Collected data entries

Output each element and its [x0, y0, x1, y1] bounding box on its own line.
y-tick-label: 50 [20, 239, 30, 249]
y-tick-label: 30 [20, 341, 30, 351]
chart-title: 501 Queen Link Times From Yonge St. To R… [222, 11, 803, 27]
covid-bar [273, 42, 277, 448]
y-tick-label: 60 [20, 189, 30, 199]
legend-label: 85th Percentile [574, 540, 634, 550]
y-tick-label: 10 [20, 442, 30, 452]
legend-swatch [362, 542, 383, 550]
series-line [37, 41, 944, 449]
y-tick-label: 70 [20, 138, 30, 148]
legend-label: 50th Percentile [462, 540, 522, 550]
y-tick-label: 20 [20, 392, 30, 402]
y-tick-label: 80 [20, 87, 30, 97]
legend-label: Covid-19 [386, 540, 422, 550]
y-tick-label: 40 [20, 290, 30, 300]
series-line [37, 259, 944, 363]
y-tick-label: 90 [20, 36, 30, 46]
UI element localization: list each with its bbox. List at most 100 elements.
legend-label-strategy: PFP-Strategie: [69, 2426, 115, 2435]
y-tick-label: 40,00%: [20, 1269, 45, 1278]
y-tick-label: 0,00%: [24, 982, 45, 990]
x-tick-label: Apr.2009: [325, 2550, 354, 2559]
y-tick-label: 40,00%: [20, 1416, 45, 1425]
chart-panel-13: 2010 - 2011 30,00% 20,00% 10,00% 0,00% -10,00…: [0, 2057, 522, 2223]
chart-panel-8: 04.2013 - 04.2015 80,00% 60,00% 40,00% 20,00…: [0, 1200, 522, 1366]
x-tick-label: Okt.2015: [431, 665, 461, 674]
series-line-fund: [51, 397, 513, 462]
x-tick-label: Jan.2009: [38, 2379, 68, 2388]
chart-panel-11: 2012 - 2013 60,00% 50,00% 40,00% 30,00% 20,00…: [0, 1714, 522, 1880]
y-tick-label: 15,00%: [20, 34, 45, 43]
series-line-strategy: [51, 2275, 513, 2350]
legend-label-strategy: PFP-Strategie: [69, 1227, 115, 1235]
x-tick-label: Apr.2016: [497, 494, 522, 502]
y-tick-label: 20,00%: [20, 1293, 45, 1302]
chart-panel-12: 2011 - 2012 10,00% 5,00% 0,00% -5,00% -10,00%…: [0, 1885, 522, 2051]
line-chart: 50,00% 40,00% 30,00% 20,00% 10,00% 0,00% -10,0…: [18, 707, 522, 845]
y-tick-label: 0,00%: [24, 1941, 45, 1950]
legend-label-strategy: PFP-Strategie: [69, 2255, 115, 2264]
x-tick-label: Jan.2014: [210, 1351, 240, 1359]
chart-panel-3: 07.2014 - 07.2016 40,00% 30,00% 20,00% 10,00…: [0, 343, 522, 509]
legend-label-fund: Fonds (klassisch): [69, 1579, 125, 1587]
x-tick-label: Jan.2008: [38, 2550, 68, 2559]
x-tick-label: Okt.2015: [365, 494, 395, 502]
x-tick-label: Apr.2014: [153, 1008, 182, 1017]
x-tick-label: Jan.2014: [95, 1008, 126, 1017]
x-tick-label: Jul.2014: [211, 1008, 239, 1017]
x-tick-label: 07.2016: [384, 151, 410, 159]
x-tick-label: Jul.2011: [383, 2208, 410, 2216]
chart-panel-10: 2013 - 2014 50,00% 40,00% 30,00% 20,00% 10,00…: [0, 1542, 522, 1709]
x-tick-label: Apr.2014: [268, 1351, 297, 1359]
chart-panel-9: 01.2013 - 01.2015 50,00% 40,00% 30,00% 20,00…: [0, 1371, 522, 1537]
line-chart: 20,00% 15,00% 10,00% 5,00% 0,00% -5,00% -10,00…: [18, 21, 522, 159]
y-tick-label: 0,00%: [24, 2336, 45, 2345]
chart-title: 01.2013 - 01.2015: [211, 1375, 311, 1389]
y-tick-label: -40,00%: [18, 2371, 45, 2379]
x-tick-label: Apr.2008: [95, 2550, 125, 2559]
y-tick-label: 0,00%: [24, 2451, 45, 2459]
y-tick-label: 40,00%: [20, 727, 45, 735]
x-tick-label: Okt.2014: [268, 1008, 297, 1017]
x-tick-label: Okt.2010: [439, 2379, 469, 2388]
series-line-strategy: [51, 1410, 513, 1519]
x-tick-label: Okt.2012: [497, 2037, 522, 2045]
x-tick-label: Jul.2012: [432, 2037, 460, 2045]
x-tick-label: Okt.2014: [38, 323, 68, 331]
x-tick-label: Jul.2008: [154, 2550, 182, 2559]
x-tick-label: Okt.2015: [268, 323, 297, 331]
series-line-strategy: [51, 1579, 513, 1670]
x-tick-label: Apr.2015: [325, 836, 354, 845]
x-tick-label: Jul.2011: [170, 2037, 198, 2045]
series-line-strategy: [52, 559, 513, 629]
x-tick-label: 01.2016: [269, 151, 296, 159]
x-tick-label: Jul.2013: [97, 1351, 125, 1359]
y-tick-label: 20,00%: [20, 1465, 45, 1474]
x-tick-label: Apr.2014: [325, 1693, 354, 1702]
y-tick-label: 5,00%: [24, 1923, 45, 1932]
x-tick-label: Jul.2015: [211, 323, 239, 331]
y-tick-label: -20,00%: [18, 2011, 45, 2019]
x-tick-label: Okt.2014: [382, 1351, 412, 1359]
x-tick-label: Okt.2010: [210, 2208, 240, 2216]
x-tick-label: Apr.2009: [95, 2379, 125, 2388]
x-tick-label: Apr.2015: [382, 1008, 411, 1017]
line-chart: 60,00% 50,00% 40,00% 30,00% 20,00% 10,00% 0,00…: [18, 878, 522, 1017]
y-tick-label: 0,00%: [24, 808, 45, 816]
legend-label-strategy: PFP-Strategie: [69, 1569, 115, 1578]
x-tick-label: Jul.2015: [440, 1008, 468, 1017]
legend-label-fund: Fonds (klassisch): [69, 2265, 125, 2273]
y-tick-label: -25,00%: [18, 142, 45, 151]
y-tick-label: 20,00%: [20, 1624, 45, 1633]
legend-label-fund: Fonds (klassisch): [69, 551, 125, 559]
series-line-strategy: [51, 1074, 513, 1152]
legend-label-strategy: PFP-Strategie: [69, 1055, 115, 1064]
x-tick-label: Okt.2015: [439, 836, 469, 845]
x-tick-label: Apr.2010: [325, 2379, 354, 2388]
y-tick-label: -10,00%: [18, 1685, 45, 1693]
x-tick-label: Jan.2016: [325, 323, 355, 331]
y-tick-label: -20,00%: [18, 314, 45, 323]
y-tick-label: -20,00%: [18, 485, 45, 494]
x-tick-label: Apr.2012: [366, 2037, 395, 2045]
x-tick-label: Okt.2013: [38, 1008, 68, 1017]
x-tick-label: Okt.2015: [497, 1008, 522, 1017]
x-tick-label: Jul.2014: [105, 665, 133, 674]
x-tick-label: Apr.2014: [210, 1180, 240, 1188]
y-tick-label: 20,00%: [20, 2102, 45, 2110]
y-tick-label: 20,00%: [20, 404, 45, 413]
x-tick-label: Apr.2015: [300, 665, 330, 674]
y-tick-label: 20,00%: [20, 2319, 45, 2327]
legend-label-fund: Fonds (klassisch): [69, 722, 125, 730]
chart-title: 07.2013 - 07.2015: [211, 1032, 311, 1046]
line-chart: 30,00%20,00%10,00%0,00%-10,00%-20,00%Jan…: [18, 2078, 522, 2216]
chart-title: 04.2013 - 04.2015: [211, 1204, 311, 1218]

Set exercise
Substitute "y-axis-label" for "y-tick-label" throughout the material above, and reproduce it with nothing else altered.

Correct answer
Output each element and its [x0, y0, x1, y1] bounding box on its own line.
y-axis-label: 50 [20, 239, 30, 249]
y-axis-label: 30 [20, 341, 30, 351]
chart-title: 501 Queen Link Times From Yonge St. To R… [222, 11, 803, 27]
covid-bar [273, 42, 277, 448]
y-axis-label: 60 [20, 189, 30, 199]
legend-label: 85th Percentile [574, 540, 634, 550]
y-axis-label: 10 [20, 442, 30, 452]
legend-swatch [362, 542, 383, 550]
series-line [37, 41, 944, 449]
y-axis-label: 70 [20, 138, 30, 148]
legend-label: 50th Percentile [462, 540, 522, 550]
y-axis-label: 20 [20, 392, 30, 402]
y-axis-label: 80 [20, 87, 30, 97]
legend-label: Covid-19 [386, 540, 422, 550]
y-axis-label: 40 [20, 290, 30, 300]
series-line [37, 259, 944, 363]
y-axis-label: 90 [20, 36, 30, 46]
UI element localization: list each with its bbox. List at most 100 elements.
legend-label-strategy: PFP-Strategie: [69, 2426, 115, 2435]
y-axis-label: 40,00%: [20, 1269, 45, 1278]
y-axis-label: 0,00%: [24, 982, 45, 990]
x-tick-label: Apr.2009: [325, 2550, 354, 2559]
y-axis-label: 40,00%: [20, 1416, 45, 1425]
chart-panel-13: 2010 - 2011 30,00% 20,00% 10,00% 0,00% -10,00…: [0, 2057, 522, 2223]
chart-panel-8: 04.2013 - 04.2015 80,00% 60,00% 40,00% 20,00…: [0, 1200, 522, 1366]
x-tick-label: Okt.2015: [431, 665, 461, 674]
series-line-fund: [51, 397, 513, 462]
x-tick-label: Jan.2009: [38, 2379, 68, 2388]
chart-panel-11: 2012 - 2013 60,00% 50,00% 40,00% 30,00% 20,00…: [0, 1714, 522, 1880]
y-axis-label: 15,00%: [20, 34, 45, 43]
series-line-strategy: [51, 2275, 513, 2350]
legend-label-strategy: PFP-Strategie: [69, 1227, 115, 1235]
x-tick-label: Apr.2016: [497, 494, 522, 502]
y-axis-label: 20,00%: [20, 1293, 45, 1302]
chart-panel-12: 2011 - 2012 10,00% 5,00% 0,00% -5,00% -10,00%…: [0, 1885, 522, 2051]
line-chart: 50,00% 40,00% 30,00% 20,00% 10,00% 0,00% -10,0…: [18, 707, 522, 845]
y-axis-label: 0,00%: [24, 1941, 45, 1950]
legend-label-strategy: PFP-Strategie: [69, 2255, 115, 2264]
x-tick-label: Jan.2014: [210, 1351, 240, 1359]
chart-panel-3: 07.2014 - 07.2016 40,00% 30,00% 20,00% 10,00…: [0, 343, 522, 509]
legend-label-fund: Fonds (klassisch): [69, 1579, 125, 1587]
x-tick-label: Jan.2008: [38, 2550, 68, 2559]
x-tick-label: Okt.2015: [365, 494, 395, 502]
x-tick-label: Apr.2014: [153, 1008, 182, 1017]
x-tick-label: Jan.2014: [95, 1008, 126, 1017]
x-tick-label: Jul.2014: [211, 1008, 239, 1017]
x-tick-label: 07.2016: [384, 151, 410, 159]
x-tick-label: Jul.2011: [383, 2208, 410, 2216]
chart-panel-10: 2013 - 2014 50,00% 40,00% 30,00% 20,00% 10,00…: [0, 1542, 522, 1709]
x-tick-label: Apr.2014: [268, 1351, 297, 1359]
chart-panel-9: 01.2013 - 01.2015 50,00% 40,00% 30,00% 20,00…: [0, 1371, 522, 1537]
line-chart: 20,00% 15,00% 10,00% 5,00% 0,00% -5,00% -10,00…: [18, 21, 522, 159]
y-axis-label: 0,00%: [24, 2336, 45, 2345]
chart-title: 01.2013 - 01.2015: [211, 1375, 311, 1389]
y-axis-label: -40,00%: [18, 2371, 45, 2379]
x-tick-label: Apr.2008: [95, 2550, 125, 2559]
y-axis-label: 0,00%: [24, 2451, 45, 2459]
y-axis-label: 40,00%: [20, 727, 45, 735]
x-tick-label: Okt.2014: [268, 1008, 297, 1017]
x-tick-label: Okt.2010: [439, 2379, 469, 2388]
series-line-strategy: [51, 1410, 513, 1519]
x-tick-label: Okt.2012: [497, 2037, 522, 2045]
x-tick-label: Jul.2012: [432, 2037, 460, 2045]
x-tick-label: Okt.2014: [38, 323, 68, 331]
x-tick-label: Jul.2008: [154, 2550, 182, 2559]
x-tick-label: Okt.2015: [268, 323, 297, 331]
series-line-strategy: [51, 1579, 513, 1670]
x-tick-label: Apr.2015: [325, 836, 354, 845]
x-tick-label: Jul.2011: [170, 2037, 198, 2045]
series-line-strategy: [52, 559, 513, 629]
x-tick-label: 01.2016: [269, 151, 296, 159]
x-tick-label: Jul.2013: [97, 1351, 125, 1359]
y-axis-label: 20,00%: [20, 1465, 45, 1474]
x-tick-label: Apr.2014: [325, 1693, 354, 1702]
y-axis-label: 5,00%: [24, 1923, 45, 1932]
x-tick-label: Jul.2015: [211, 323, 239, 331]
y-axis-label: -20,00%: [18, 2011, 45, 2019]
x-tick-label: Okt.2014: [382, 1351, 412, 1359]
x-tick-label: Okt.2010: [210, 2208, 240, 2216]
x-tick-label: Apr.2009: [95, 2379, 125, 2388]
x-tick-label: Apr.2015: [382, 1008, 411, 1017]
line-chart: 60,00% 50,00% 40,00% 30,00% 20,00% 10,00% 0,00…: [18, 878, 522, 1017]
y-axis-label: 0,00%: [24, 808, 45, 816]
legend-label-strategy: PFP-Strategie: [69, 1569, 115, 1578]
x-tick-label: Jul.2015: [440, 1008, 468, 1017]
legend-label-fund: Fonds (klassisch): [69, 2265, 125, 2273]
y-axis-label: -25,00%: [18, 142, 45, 151]
y-axis-label: 20,00%: [20, 1624, 45, 1633]
legend-label-fund: Fonds (klassisch): [69, 551, 125, 559]
series-line-strategy: [51, 1074, 513, 1152]
legend-label-strategy: PFP-Strategie: [69, 1055, 115, 1064]
x-tick-label: Okt.2015: [439, 836, 469, 845]
x-tick-label: Apr.2010: [325, 2379, 354, 2388]
y-axis-label: -10,00%: [18, 1685, 45, 1693]
x-tick-label: Jan.2016: [325, 323, 355, 331]
y-axis-label: -20,00%: [18, 314, 45, 323]
y-axis-label: -20,00%: [18, 485, 45, 494]
x-tick-label: Apr.2012: [366, 2037, 395, 2045]
x-tick-label: Okt.2013: [38, 1008, 68, 1017]
x-tick-label: Okt.2015: [497, 1008, 522, 1017]
x-tick-label: Jul.2014: [105, 665, 133, 674]
x-tick-label: Apr.2014: [210, 1180, 240, 1188]
y-axis-label: 20,00%: [20, 2102, 45, 2110]
y-axis-label: 20,00%: [20, 404, 45, 413]
x-tick-label: Apr.2015: [300, 665, 330, 674]
y-axis-label: 20,00%: [20, 2319, 45, 2327]
legend-label-fund: Fonds (klassisch): [69, 722, 125, 730]
chart-title: 07.2013 - 07.2015: [211, 1032, 311, 1046]
line-chart: 30,00%20,00%10,00%0,00%-10,00%-20,00%Jan…: [18, 2078, 522, 2216]
chart-title: 04.2013 - 04.2015: [211, 1204, 311, 1218]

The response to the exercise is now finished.